-- Exercise instructions --
Quote the entries in full, character for character, without their images.

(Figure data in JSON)
....

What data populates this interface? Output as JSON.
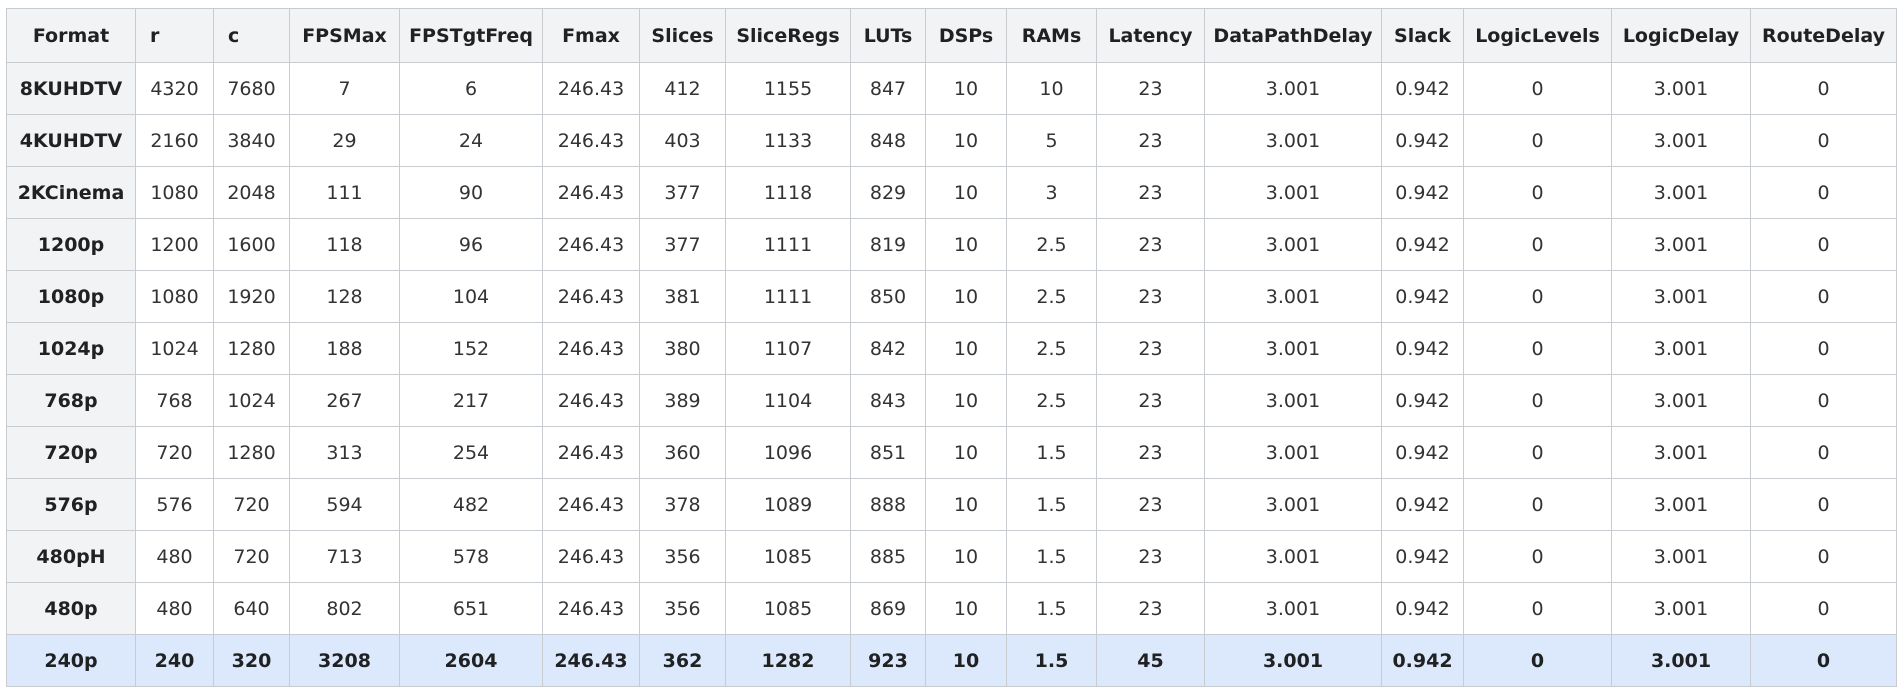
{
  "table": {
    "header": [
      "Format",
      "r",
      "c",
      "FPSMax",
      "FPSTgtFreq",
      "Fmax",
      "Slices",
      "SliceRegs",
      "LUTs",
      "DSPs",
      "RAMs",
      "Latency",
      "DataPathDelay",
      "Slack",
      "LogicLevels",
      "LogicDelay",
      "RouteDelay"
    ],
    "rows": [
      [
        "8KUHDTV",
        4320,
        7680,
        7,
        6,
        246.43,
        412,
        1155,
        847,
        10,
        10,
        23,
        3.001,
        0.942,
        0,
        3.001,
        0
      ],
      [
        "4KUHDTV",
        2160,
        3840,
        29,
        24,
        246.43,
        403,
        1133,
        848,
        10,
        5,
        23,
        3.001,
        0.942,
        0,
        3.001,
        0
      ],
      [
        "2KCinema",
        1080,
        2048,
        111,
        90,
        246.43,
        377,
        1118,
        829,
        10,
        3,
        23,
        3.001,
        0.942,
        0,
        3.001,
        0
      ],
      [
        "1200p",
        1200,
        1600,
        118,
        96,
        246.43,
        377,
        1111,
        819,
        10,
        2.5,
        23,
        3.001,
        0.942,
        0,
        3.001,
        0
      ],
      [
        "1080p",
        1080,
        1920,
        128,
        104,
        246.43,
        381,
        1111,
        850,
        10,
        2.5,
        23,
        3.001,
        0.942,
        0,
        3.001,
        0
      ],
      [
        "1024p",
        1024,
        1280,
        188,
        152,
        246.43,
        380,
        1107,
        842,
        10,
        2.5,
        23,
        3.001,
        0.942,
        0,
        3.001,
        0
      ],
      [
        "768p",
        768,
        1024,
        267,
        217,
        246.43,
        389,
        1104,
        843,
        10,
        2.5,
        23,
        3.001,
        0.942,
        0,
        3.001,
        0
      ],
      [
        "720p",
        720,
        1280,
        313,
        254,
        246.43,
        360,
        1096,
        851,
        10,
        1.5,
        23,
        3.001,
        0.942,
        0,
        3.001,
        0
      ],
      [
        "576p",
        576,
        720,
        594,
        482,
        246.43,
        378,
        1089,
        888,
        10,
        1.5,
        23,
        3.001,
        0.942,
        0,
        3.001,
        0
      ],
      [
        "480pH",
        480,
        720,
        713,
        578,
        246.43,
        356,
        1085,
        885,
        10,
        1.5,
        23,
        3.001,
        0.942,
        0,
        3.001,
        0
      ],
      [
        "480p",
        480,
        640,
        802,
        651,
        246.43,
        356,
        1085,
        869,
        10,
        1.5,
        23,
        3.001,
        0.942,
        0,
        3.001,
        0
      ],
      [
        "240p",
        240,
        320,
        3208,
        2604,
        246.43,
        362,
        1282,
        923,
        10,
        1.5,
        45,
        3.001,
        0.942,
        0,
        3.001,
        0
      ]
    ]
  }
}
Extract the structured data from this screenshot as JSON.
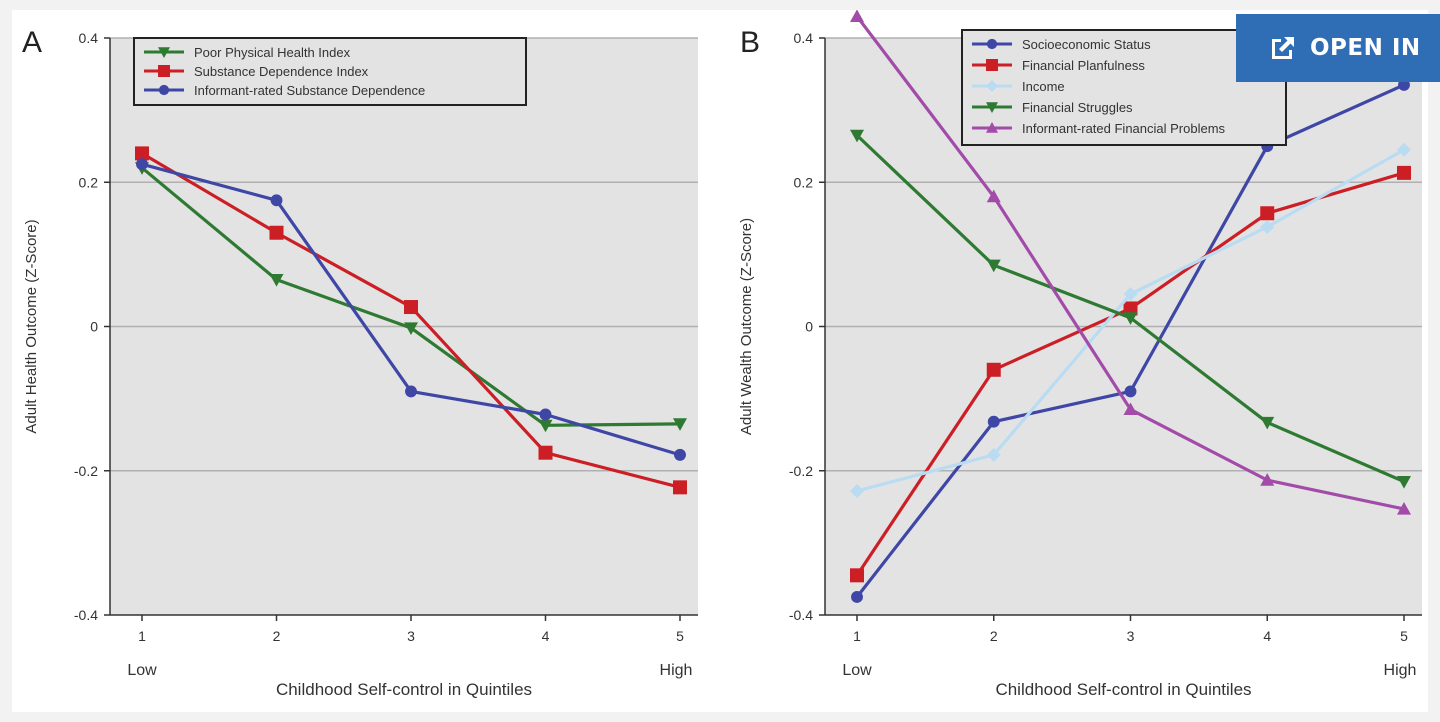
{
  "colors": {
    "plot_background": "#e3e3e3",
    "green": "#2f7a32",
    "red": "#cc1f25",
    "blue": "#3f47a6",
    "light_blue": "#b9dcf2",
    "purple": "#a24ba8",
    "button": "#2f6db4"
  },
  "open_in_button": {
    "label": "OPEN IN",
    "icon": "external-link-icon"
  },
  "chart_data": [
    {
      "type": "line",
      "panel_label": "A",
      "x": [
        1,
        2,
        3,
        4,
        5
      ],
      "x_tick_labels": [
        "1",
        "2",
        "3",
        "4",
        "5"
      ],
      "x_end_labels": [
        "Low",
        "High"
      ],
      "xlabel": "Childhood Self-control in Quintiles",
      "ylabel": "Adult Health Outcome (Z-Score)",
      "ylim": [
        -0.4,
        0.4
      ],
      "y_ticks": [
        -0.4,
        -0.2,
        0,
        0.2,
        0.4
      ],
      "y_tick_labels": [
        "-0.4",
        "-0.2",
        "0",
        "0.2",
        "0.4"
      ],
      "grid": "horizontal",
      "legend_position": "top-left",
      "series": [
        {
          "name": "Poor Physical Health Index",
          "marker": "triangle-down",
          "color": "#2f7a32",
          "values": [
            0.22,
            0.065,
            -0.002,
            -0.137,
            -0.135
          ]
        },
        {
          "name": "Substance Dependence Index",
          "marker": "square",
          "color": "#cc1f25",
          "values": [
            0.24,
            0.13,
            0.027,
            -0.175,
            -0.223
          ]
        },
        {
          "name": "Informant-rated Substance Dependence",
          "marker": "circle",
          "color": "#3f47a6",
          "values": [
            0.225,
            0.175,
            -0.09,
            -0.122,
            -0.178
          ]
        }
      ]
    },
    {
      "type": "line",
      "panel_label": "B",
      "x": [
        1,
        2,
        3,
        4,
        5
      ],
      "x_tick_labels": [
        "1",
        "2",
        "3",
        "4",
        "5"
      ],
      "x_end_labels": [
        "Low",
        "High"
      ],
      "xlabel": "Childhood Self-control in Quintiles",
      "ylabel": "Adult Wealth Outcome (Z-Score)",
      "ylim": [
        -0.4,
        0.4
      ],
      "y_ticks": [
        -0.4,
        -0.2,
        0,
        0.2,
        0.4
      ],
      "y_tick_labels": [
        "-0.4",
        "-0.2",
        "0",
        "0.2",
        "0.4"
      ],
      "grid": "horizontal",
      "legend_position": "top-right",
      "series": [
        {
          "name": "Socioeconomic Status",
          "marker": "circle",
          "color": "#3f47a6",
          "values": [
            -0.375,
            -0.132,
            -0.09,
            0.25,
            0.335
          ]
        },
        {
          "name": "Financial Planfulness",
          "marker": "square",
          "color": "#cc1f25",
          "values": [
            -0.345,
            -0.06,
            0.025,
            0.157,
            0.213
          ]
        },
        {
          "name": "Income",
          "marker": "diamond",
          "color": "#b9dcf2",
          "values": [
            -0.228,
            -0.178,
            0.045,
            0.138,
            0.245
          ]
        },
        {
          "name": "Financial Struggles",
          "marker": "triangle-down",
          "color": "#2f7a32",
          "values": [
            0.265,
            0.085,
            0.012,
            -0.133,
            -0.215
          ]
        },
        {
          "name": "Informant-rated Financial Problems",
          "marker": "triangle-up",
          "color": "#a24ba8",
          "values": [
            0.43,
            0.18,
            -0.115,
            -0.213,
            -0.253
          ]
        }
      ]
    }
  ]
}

....

-- Task output --
What data populates this interface? Output as JSON.
{
  "table": {
    "header": [
      "Format",
      "r",
      "c",
      "FPSMax",
      "FPSTgtFreq",
      "Fmax",
      "Slices",
      "SliceRegs",
      "LUTs",
      "DSPs",
      "RAMs",
      "Latency",
      "DataPathDelay",
      "Slack",
      "LogicLevels",
      "LogicDelay",
      "RouteDelay"
    ],
    "rows": [
      [
        "8KUHDTV",
        4320,
        7680,
        7,
        6,
        246.43,
        412,
        1155,
        847,
        10,
        10,
        23,
        3.001,
        0.942,
        0,
        3.001,
        0
      ],
      [
        "4KUHDTV",
        2160,
        3840,
        29,
        24,
        246.43,
        403,
        1133,
        848,
        10,
        5,
        23,
        3.001,
        0.942,
        0,
        3.001,
        0
      ],
      [
        "2KCinema",
        1080,
        2048,
        111,
        90,
        246.43,
        377,
        1118,
        829,
        10,
        3,
        23,
        3.001,
        0.942,
        0,
        3.001,
        0
      ],
      [
        "1200p",
        1200,
        1600,
        118,
        96,
        246.43,
        377,
        1111,
        819,
        10,
        2.5,
        23,
        3.001,
        0.942,
        0,
        3.001,
        0
      ],
      [
        "1080p",
        1080,
        1920,
        128,
        104,
        246.43,
        381,
        1111,
        850,
        10,
        2.5,
        23,
        3.001,
        0.942,
        0,
        3.001,
        0
      ],
      [
        "1024p",
        1024,
        1280,
        188,
        152,
        246.43,
        380,
        1107,
        842,
        10,
        2.5,
        23,
        3.001,
        0.942,
        0,
        3.001,
        0
      ],
      [
        "768p",
        768,
        1024,
        267,
        217,
        246.43,
        389,
        1104,
        843,
        10,
        2.5,
        23,
        3.001,
        0.942,
        0,
        3.001,
        0
      ],
      [
        "720p",
        720,
        1280,
        313,
        254,
        246.43,
        360,
        1096,
        851,
        10,
        1.5,
        23,
        3.001,
        0.942,
        0,
        3.001,
        0
      ],
      [
        "576p",
        576,
        720,
        594,
        482,
        246.43,
        378,
        1089,
        888,
        10,
        1.5,
        23,
        3.001,
        0.942,
        0,
        3.001,
        0
      ],
      [
        "480pH",
        480,
        720,
        713,
        578,
        246.43,
        356,
        1085,
        885,
        10,
        1.5,
        23,
        3.001,
        0.942,
        0,
        3.001,
        0
      ],
      [
        "480p",
        480,
        640,
        802,
        651,
        246.43,
        356,
        1085,
        869,
        10,
        1.5,
        23,
        3.001,
        0.942,
        0,
        3.001,
        0
      ],
      [
        "240p",
        240,
        320,
        3208,
        2604,
        246.43,
        362,
        1282,
        923,
        10,
        1.5,
        45,
        3.001,
        0.942,
        0,
        3.001,
        0
      ]
    ]
  }
}
Extract the structured data from this screenshot as JSON.
{
  "colors": {
    "plot_background": "#e3e3e3",
    "green": "#2f7a32",
    "red": "#cc1f25",
    "blue": "#3f47a6",
    "light_blue": "#b9dcf2",
    "purple": "#a24ba8",
    "button": "#2f6db4"
  },
  "open_in_button": {
    "label": "OPEN IN",
    "icon": "external-link-icon"
  },
  "chart_data": [
    {
      "type": "line",
      "panel_label": "A",
      "x": [
        1,
        2,
        3,
        4,
        5
      ],
      "x_tick_labels": [
        "1",
        "2",
        "3",
        "4",
        "5"
      ],
      "x_end_labels": [
        "Low",
        "High"
      ],
      "xlabel": "Childhood Self-control in Quintiles",
      "ylabel": "Adult Health Outcome (Z-Score)",
      "ylim": [
        -0.4,
        0.4
      ],
      "y_ticks": [
        -0.4,
        -0.2,
        0,
        0.2,
        0.4
      ],
      "y_tick_labels": [
        "-0.4",
        "-0.2",
        "0",
        "0.2",
        "0.4"
      ],
      "grid": "horizontal",
      "legend_position": "top-left",
      "series": [
        {
          "name": "Poor Physical Health Index",
          "marker": "triangle-down",
          "color": "#2f7a32",
          "values": [
            0.22,
            0.065,
            -0.002,
            -0.137,
            -0.135
          ]
        },
        {
          "name": "Substance Dependence Index",
          "marker": "square",
          "color": "#cc1f25",
          "values": [
            0.24,
            0.13,
            0.027,
            -0.175,
            -0.223
          ]
        },
        {
          "name": "Informant-rated Substance Dependence",
          "marker": "circle",
          "color": "#3f47a6",
          "values": [
            0.225,
            0.175,
            -0.09,
            -0.122,
            -0.178
          ]
        }
      ]
    },
    {
      "type": "line",
      "panel_label": "B",
      "x": [
        1,
        2,
        3,
        4,
        5
      ],
      "x_tick_labels": [
        "1",
        "2",
        "3",
        "4",
        "5"
      ],
      "x_end_labels": [
        "Low",
        "High"
      ],
      "xlabel": "Childhood Self-control in Quintiles",
      "ylabel": "Adult Wealth Outcome (Z-Score)",
      "ylim": [
        -0.4,
        0.4
      ],
      "y_ticks": [
        -0.4,
        -0.2,
        0,
        0.2,
        0.4
      ],
      "y_tick_labels": [
        "-0.4",
        "-0.2",
        "0",
        "0.2",
        "0.4"
      ],
      "grid": "horizontal",
      "legend_position": "top-right",
      "series": [
        {
          "name": "Socioeconomic Status",
          "marker": "circle",
          "color": "#3f47a6",
          "values": [
            -0.375,
            -0.132,
            -0.09,
            0.25,
            0.335
          ]
        },
        {
          "name": "Financial Planfulness",
          "marker": "square",
          "color": "#cc1f25",
          "values": [
            -0.345,
            -0.06,
            0.025,
            0.157,
            0.213
          ]
        },
        {
          "name": "Income",
          "marker": "diamond",
          "color": "#b9dcf2",
          "values": [
            -0.228,
            -0.178,
            0.045,
            0.138,
            0.245
          ]
        },
        {
          "name": "Financial Struggles",
          "marker": "triangle-down",
          "color": "#2f7a32",
          "values": [
            0.265,
            0.085,
            0.012,
            -0.133,
            -0.215
          ]
        },
        {
          "name": "Informant-rated Financial Problems",
          "marker": "triangle-up",
          "color": "#a24ba8",
          "values": [
            0.43,
            0.18,
            -0.115,
            -0.213,
            -0.253
          ]
        }
      ]
    }
  ]
}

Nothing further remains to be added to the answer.